**Exercise instructions**
Say how many lines of these entries include the word "когда", and answer with the number alone.

**Record excerpts**
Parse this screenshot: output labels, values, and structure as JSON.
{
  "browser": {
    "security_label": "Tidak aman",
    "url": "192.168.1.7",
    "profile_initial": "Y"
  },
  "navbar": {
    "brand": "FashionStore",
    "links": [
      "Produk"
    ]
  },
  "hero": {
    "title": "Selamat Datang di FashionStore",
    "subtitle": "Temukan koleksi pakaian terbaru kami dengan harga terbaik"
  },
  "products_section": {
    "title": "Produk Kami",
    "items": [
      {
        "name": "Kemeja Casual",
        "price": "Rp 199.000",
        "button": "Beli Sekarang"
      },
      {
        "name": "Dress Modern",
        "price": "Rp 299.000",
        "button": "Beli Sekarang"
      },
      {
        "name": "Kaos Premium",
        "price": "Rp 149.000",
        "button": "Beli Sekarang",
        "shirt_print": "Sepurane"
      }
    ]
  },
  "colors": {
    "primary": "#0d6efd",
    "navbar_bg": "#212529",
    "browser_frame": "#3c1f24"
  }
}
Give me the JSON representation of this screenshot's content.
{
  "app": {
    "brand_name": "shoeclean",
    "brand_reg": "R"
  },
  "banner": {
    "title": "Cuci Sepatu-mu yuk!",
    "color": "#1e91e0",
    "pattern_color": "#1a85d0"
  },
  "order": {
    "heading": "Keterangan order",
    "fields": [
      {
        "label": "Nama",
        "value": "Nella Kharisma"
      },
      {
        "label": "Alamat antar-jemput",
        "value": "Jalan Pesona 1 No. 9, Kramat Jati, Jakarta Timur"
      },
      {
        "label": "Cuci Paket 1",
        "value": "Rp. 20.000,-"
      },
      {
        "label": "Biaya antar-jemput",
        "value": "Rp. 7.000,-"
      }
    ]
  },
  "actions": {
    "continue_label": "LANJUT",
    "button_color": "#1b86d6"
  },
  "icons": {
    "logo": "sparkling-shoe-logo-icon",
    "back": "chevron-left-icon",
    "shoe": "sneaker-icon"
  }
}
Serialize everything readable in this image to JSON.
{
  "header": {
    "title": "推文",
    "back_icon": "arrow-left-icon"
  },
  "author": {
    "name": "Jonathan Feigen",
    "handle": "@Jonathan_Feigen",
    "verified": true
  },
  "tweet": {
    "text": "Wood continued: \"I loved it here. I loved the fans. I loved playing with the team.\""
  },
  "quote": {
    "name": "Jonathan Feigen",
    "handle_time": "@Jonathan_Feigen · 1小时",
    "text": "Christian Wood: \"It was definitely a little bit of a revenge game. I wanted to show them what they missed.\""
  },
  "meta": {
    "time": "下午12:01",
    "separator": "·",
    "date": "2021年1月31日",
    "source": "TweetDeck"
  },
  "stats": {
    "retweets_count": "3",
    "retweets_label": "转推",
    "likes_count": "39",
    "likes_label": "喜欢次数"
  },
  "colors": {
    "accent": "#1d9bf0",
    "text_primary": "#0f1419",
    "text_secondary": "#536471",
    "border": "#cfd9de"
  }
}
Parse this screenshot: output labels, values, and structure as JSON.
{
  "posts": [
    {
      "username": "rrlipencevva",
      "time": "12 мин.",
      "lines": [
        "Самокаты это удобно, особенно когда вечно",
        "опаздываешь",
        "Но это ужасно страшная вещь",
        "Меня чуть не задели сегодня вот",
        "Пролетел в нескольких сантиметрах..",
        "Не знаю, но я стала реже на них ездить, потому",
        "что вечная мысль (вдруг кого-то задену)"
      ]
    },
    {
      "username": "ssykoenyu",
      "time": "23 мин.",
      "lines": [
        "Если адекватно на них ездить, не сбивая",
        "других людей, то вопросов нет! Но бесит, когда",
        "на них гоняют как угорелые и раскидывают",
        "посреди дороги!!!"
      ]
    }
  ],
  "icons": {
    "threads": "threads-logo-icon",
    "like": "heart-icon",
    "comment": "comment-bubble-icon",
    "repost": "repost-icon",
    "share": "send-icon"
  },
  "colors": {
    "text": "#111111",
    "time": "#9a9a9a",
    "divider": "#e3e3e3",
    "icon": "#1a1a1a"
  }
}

**Solution to this task**
2